--- Objective ---
Copy every one of the following lines word for word, leaving the pictures out of your answer.

═════ Supplied material ═════

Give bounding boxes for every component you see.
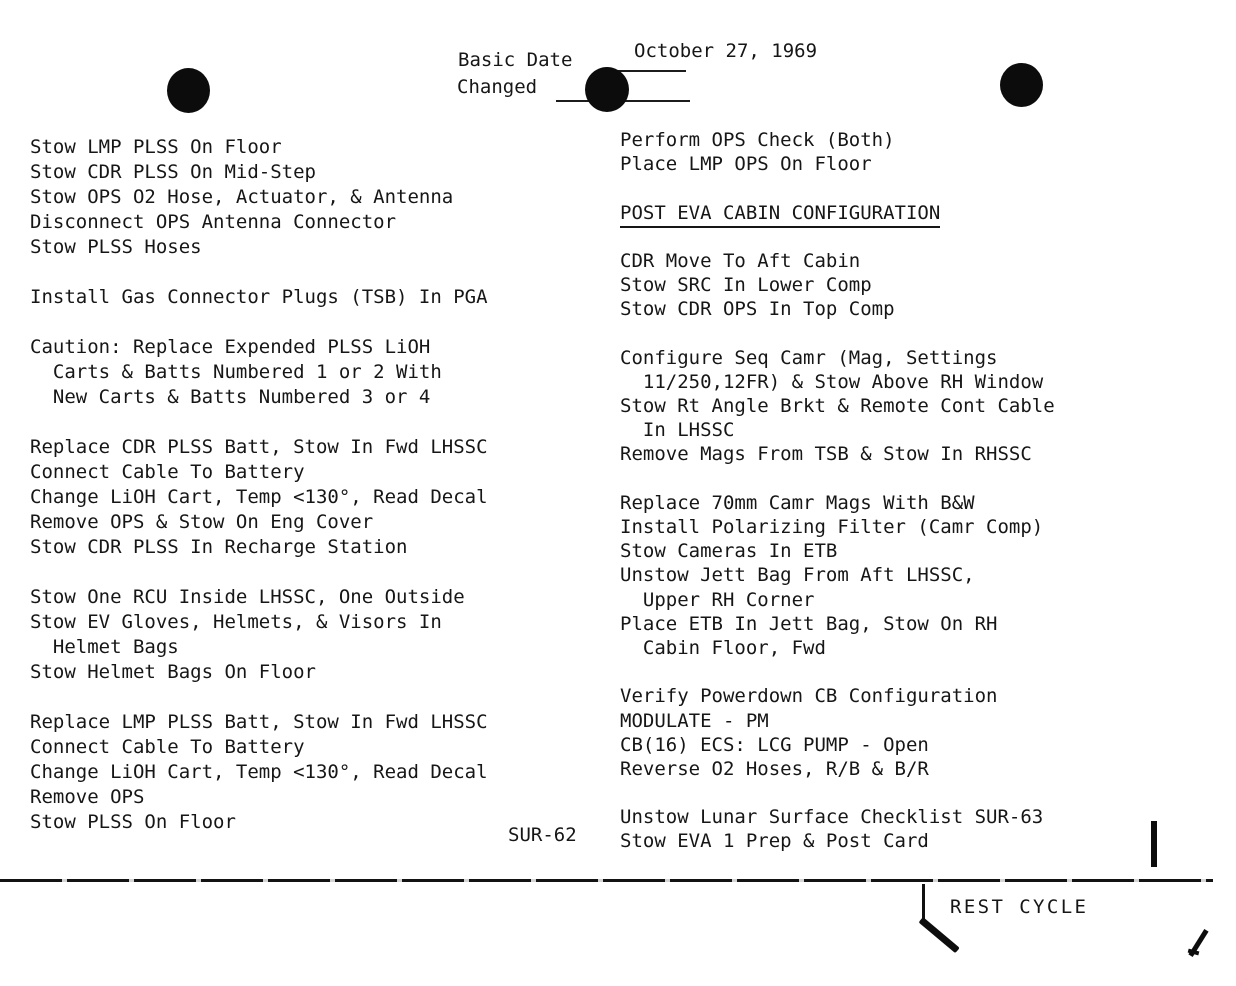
checklist-line-row [30, 560, 488, 585]
checklist-line: Install Gas Connector Plugs (TSB) In PGA [30, 286, 488, 308]
checklist-line: Reverse O2 Hoses, R/B & B/R [620, 757, 929, 780]
checklist-line: Connect Cable To Battery [30, 736, 305, 758]
checklist-line-row [30, 735, 488, 760]
checklist-line-row [620, 273, 1055, 297]
checklist-line-row [30, 535, 488, 560]
checklist-line-row [620, 297, 1055, 321]
checklist-line: Remove OPS & Stow On Eng Cover [30, 511, 374, 533]
checklist-line-row [30, 660, 488, 685]
checklist-line: New Carts & Batts Numbered 3 or 4 [30, 386, 431, 408]
checklist-line-row [620, 709, 1055, 733]
checklist-line: Stow LMP PLSS On Floor [30, 136, 282, 158]
punch-hole-left-icon [167, 68, 210, 113]
checklist-line: Helmet Bags [30, 636, 179, 658]
checklist-line-row [620, 781, 1055, 805]
checklist-line-row [30, 310, 488, 335]
page-number: SUR-62 [508, 824, 577, 846]
checklist-line: Configure Seq Camr (Mag, Settings [620, 346, 998, 369]
checklist-line-row [620, 249, 1055, 273]
checklist-line-row [30, 410, 488, 435]
checklist-line: Carts & Batts Numbered 1 or 2 With [30, 361, 442, 383]
checklist-line: CDR Move To Aft Cabin [620, 249, 861, 272]
checklist-line: Remove Mags From TSB & Stow In RHSSC [620, 443, 1032, 466]
checklist-line-row [620, 829, 1055, 853]
checklist-line: Install Polarizing Filter (Camr Comp) [620, 516, 1044, 538]
checklist-line: Stow Rt Angle Brkt & Remote Cont Cable [620, 395, 1055, 418]
rest-cycle-label: REST CYCLE [950, 896, 1089, 918]
checklist-line: Change LiOH Cart, Temp <130°, Read Decal [30, 486, 488, 508]
changed-label: Changed [457, 76, 538, 98]
checklist-line: Stow SRC In Lower Comp [620, 274, 872, 297]
checklist-line-row [620, 176, 1055, 200]
checklist-line-row [30, 360, 488, 385]
margin-tick-mark [1151, 821, 1157, 867]
checklist-line-row [620, 660, 1055, 684]
checklist-line-row [620, 684, 1055, 708]
checklist-line-row [30, 460, 488, 485]
checklist-line: Disconnect OPS Antenna Connector [30, 211, 397, 233]
checklist-line: Stow Helmet Bags On Floor [30, 661, 316, 683]
basic-date-value: October 27, 1969 [634, 40, 818, 62]
checklist-line: Stow PLSS On Floor [30, 811, 236, 833]
basic-date-label: Basic Date [458, 49, 573, 71]
checklist-line-row [620, 128, 1055, 152]
punch-hole-center-icon [585, 67, 629, 112]
punch-hole-right-icon [1000, 63, 1043, 107]
checklist-line-row [620, 442, 1055, 466]
divider-line [0, 879, 1213, 882]
checklist-line: Stow EV Gloves, Helmets, & Visors In [30, 611, 442, 633]
checklist-line-row [620, 394, 1055, 418]
checklist-line-row [620, 733, 1055, 757]
checklist-line: Stow OPS O2 Hose, Actuator, & Antenna [30, 186, 454, 208]
checklist-line: Unstow Jett Bag From Aft LHSSC, [620, 564, 975, 587]
checklist-line: Stow Cameras In ETB [620, 540, 838, 563]
rest-cycle-arrow-mark [919, 917, 960, 953]
checklist-line: Unstow Lunar Surface Checklist SUR-63 [620, 806, 1044, 829]
checklist-line: Cabin Floor, Fwd [620, 636, 826, 659]
checklist-line-row [620, 515, 1055, 539]
checklist-line-row [30, 135, 488, 160]
checklist-line-row [30, 485, 488, 510]
checklist-line-row [30, 785, 488, 810]
checklist-line-row [30, 710, 488, 735]
checklist-line-row [620, 588, 1055, 612]
checklist-line: Upper RH Corner [620, 588, 815, 611]
checklist-line-row [30, 260, 488, 285]
rest-cycle-tick-mark [922, 884, 925, 921]
right-column [620, 128, 1055, 854]
checklist-line: Place ETB In Jett Bag, Stow On RH [620, 612, 998, 635]
checklist-line-row [30, 610, 488, 635]
checklist-line-row [30, 335, 488, 360]
checklist-line: Place LMP OPS On Floor [620, 153, 872, 176]
checklist-line-row [620, 201, 1055, 225]
checklist-line-row [620, 563, 1055, 587]
checklist-line-row [30, 585, 488, 610]
checklist-line: Stow EVA 1 Prep & Post Card [620, 830, 929, 853]
checklist-line: Stow CDR OPS In Top Comp [620, 298, 895, 321]
checklist-line: Replace CDR PLSS Batt, Stow In Fwd LHSSC [30, 436, 488, 458]
checklist-line: Replace LMP PLSS Batt, Stow In Fwd LHSSC [30, 711, 488, 733]
checklist-line-row [620, 152, 1055, 176]
checklist-line: In LHSSC [620, 419, 735, 442]
checklist-line: Caution: Replace Expended PLSS LiOH [30, 336, 431, 358]
checklist-line-row [30, 435, 488, 460]
checklist-line: Replace 70mm Camr Mags With B&W [620, 491, 975, 514]
checklist-line-row [30, 760, 488, 785]
checklist-line-row [30, 385, 488, 410]
checklist-line-row [30, 285, 488, 310]
checklist-line-row [620, 636, 1055, 660]
checklist-line-row [620, 757, 1055, 781]
checklist-line-row [620, 322, 1055, 346]
checklist-line-row [30, 210, 488, 235]
checklist-line-row [30, 510, 488, 535]
checklist-line: Verify Powerdown CB Configuration [620, 685, 998, 708]
checklist-line-row [620, 370, 1055, 394]
checklist-line-row [30, 235, 488, 260]
checklist-line-row [620, 539, 1055, 563]
checklist-line-row [620, 805, 1055, 829]
checklist-line-row [620, 467, 1055, 491]
checklist-line-row [620, 346, 1055, 370]
checklist-line: Stow CDR PLSS On Mid-Step [30, 161, 316, 183]
checklist-line-row [30, 685, 488, 710]
checklist-line: Connect Cable To Battery [30, 461, 305, 483]
checklist-line: MODULATE - PM [620, 709, 769, 732]
checklist-line-row [30, 635, 488, 660]
checklist-line-row [620, 491, 1055, 515]
checklist-line-row [620, 225, 1055, 249]
checklist-line: Remove OPS [30, 786, 145, 808]
left-column [30, 135, 488, 835]
section-heading: POST EVA CABIN CONFIGURATION [620, 201, 940, 228]
checklist-line: Change LiOH Cart, Temp <130°, Read Decal [30, 761, 488, 783]
checklist-line-row [30, 810, 488, 835]
checklist-line: Perform OPS Check (Both) [620, 129, 895, 151]
checklist-line-row [620, 612, 1055, 636]
checklist-line: Stow CDR PLSS In Recharge Station [30, 536, 408, 558]
checklist-line-row [30, 160, 488, 185]
checklist-line-row [30, 185, 488, 210]
checklist-line: 11/250,12FR) & Stow Above RH Window [620, 370, 1044, 393]
checklist-line: Stow PLSS Hoses [30, 236, 202, 258]
checklist-line-row [620, 418, 1055, 442]
checklist-line: Stow One RCU Inside LHSSC, One Outside [30, 586, 465, 608]
checklist-line: CB(16) ECS: LCG PUMP - Open [620, 733, 929, 756]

═════

--- Solved problem ---
Give bounding boxes for every component you see.
checklist-line-row [30, 560, 488, 585]
checklist-line: Install Gas Connector Plugs (TSB) In PGA [30, 286, 488, 308]
checklist-line: Reverse O2 Hoses, R/B & B/R [620, 757, 929, 780]
checklist-line: Connect Cable To Battery [30, 736, 305, 758]
checklist-line-row [30, 735, 488, 760]
checklist-line-row [620, 273, 1055, 297]
checklist-line-row [30, 535, 488, 560]
checklist-line-row [620, 297, 1055, 321]
checklist-line: Remove OPS & Stow On Eng Cover [30, 511, 374, 533]
checklist-line-row [30, 660, 488, 685]
checklist-line: New Carts & Batts Numbered 3 or 4 [30, 386, 431, 408]
checklist-line-row [620, 709, 1055, 733]
checklist-line: Stow LMP PLSS On Floor [30, 136, 282, 158]
punch-hole-left-icon [167, 68, 210, 113]
checklist-line: Helmet Bags [30, 636, 179, 658]
checklist-line-row [620, 781, 1055, 805]
checklist-line-row [30, 310, 488, 335]
page-number: SUR-62 [508, 824, 577, 846]
checklist-line: Configure Seq Camr (Mag, Settings [620, 346, 998, 369]
checklist-line-row [620, 249, 1055, 273]
checklist-line-row [30, 410, 488, 435]
checklist-line: Carts & Batts Numbered 1 or 2 With [30, 361, 442, 383]
checklist-line: CDR Move To Aft Cabin [620, 249, 861, 272]
checklist-line: Remove Mags From TSB & Stow In RHSSC [620, 443, 1032, 466]
checklist-line-row [620, 829, 1055, 853]
checklist-line: Install Polarizing Filter (Camr Comp) [620, 516, 1044, 538]
checklist-line: Stow Rt Angle Brkt & Remote Cont Cable [620, 395, 1055, 418]
rest-cycle-label: REST CYCLE [950, 896, 1089, 918]
checklist-line: Change LiOH Cart, Temp <130°, Read Decal [30, 486, 488, 508]
changed-label: Changed [457, 76, 538, 98]
checklist-line: Stow SRC In Lower Comp [620, 274, 872, 297]
checklist-line-row [620, 176, 1055, 200]
checklist-line-row [30, 360, 488, 385]
margin-tick-mark [1151, 821, 1157, 867]
checklist-line-row [620, 660, 1055, 684]
checklist-line-row [620, 684, 1055, 708]
checklist-line-row [30, 460, 488, 485]
checklist-line: Disconnect OPS Antenna Connector [30, 211, 397, 233]
checklist-line: Stow Helmet Bags On Floor [30, 661, 316, 683]
basic-date-value: October 27, 1969 [634, 40, 818, 62]
checklist-line: Stow PLSS On Floor [30, 811, 236, 833]
basic-date-label: Basic Date [458, 49, 573, 71]
checklist-line-row [620, 128, 1055, 152]
punch-hole-center-icon [585, 67, 629, 112]
punch-hole-right-icon [1000, 63, 1043, 107]
checklist-line-row [620, 442, 1055, 466]
divider-line [0, 879, 1213, 882]
checklist-line: Stow EV Gloves, Helmets, & Visors In [30, 611, 442, 633]
checklist-line-row [620, 394, 1055, 418]
checklist-line-row [620, 733, 1055, 757]
checklist-line: Stow OPS O2 Hose, Actuator, & Antenna [30, 186, 454, 208]
checklist-line: Unstow Jett Bag From Aft LHSSC, [620, 564, 975, 587]
checklist-line: Stow Cameras In ETB [620, 540, 838, 563]
rest-cycle-arrow-mark [919, 917, 960, 953]
checklist-line: Unstow Lunar Surface Checklist SUR-63 [620, 806, 1044, 829]
checklist-line: Cabin Floor, Fwd [620, 636, 826, 659]
checklist-line-row [620, 515, 1055, 539]
checklist-line-row [30, 135, 488, 160]
checklist-line-row [30, 485, 488, 510]
checklist-line-row [30, 785, 488, 810]
checklist-line-row [30, 710, 488, 735]
checklist-line-row [620, 588, 1055, 612]
checklist-line: Upper RH Corner [620, 588, 815, 611]
checklist-line-row [30, 260, 488, 285]
rest-cycle-tick-mark [922, 884, 925, 921]
right-column [620, 128, 1055, 854]
checklist-line: Place ETB In Jett Bag, Stow On RH [620, 612, 998, 635]
checklist-line-row [30, 610, 488, 635]
checklist-line-row [30, 335, 488, 360]
checklist-line: Place LMP OPS On Floor [620, 153, 872, 176]
checklist-line-row [620, 201, 1055, 225]
checklist-line-row [620, 563, 1055, 587]
checklist-line-row [30, 585, 488, 610]
checklist-line: Stow EVA 1 Prep & Post Card [620, 830, 929, 853]
checklist-line: Stow CDR OPS In Top Comp [620, 298, 895, 321]
checklist-line: Replace CDR PLSS Batt, Stow In Fwd LHSSC [30, 436, 488, 458]
checklist-line: Replace LMP PLSS Batt, Stow In Fwd LHSSC [30, 711, 488, 733]
checklist-line-row [620, 152, 1055, 176]
checklist-line: In LHSSC [620, 419, 735, 442]
checklist-line: Caution: Replace Expended PLSS LiOH [30, 336, 431, 358]
checklist-line-row [30, 435, 488, 460]
checklist-line: Replace 70mm Camr Mags With B&W [620, 491, 975, 514]
checklist-line-row [30, 760, 488, 785]
checklist-line-row [30, 385, 488, 410]
checklist-line-row [30, 285, 488, 310]
checklist-line-row [620, 636, 1055, 660]
checklist-line-row [620, 757, 1055, 781]
checklist-line-row [620, 322, 1055, 346]
checklist-line-row [30, 210, 488, 235]
checklist-line-row [30, 510, 488, 535]
checklist-line: Verify Powerdown CB Configuration [620, 685, 998, 708]
checklist-line-row [620, 370, 1055, 394]
checklist-line-row [30, 235, 488, 260]
checklist-line-row [620, 539, 1055, 563]
checklist-line-row [620, 805, 1055, 829]
checklist-line-row [620, 467, 1055, 491]
checklist-line-row [620, 346, 1055, 370]
checklist-line: Stow CDR PLSS On Mid-Step [30, 161, 316, 183]
checklist-line-row [30, 685, 488, 710]
checklist-line: Connect Cable To Battery [30, 461, 305, 483]
checklist-line: MODULATE - PM [620, 709, 769, 732]
checklist-line-row [30, 635, 488, 660]
checklist-line-row [620, 491, 1055, 515]
checklist-line-row [620, 225, 1055, 249]
checklist-line: Remove OPS [30, 786, 145, 808]
left-column [30, 135, 488, 835]
section-heading: POST EVA CABIN CONFIGURATION [620, 201, 940, 228]
checklist-line: Change LiOH Cart, Temp <130°, Read Decal [30, 761, 488, 783]
checklist-line-row [30, 810, 488, 835]
checklist-line: Perform OPS Check (Both) [620, 129, 895, 151]
checklist-line-row [620, 612, 1055, 636]
checklist-line: Stow CDR PLSS In Recharge Station [30, 536, 408, 558]
checklist-line-row [30, 160, 488, 185]
checklist-line-row [30, 185, 488, 210]
checklist-line: 11/250,12FR) & Stow Above RH Window [620, 370, 1044, 393]
checklist-line: Stow PLSS Hoses [30, 236, 202, 258]
checklist-line-row [620, 418, 1055, 442]
checklist-line: Stow One RCU Inside LHSSC, One Outside [30, 586, 465, 608]
checklist-line: CB(16) ECS: LCG PUMP - Open [620, 733, 929, 756]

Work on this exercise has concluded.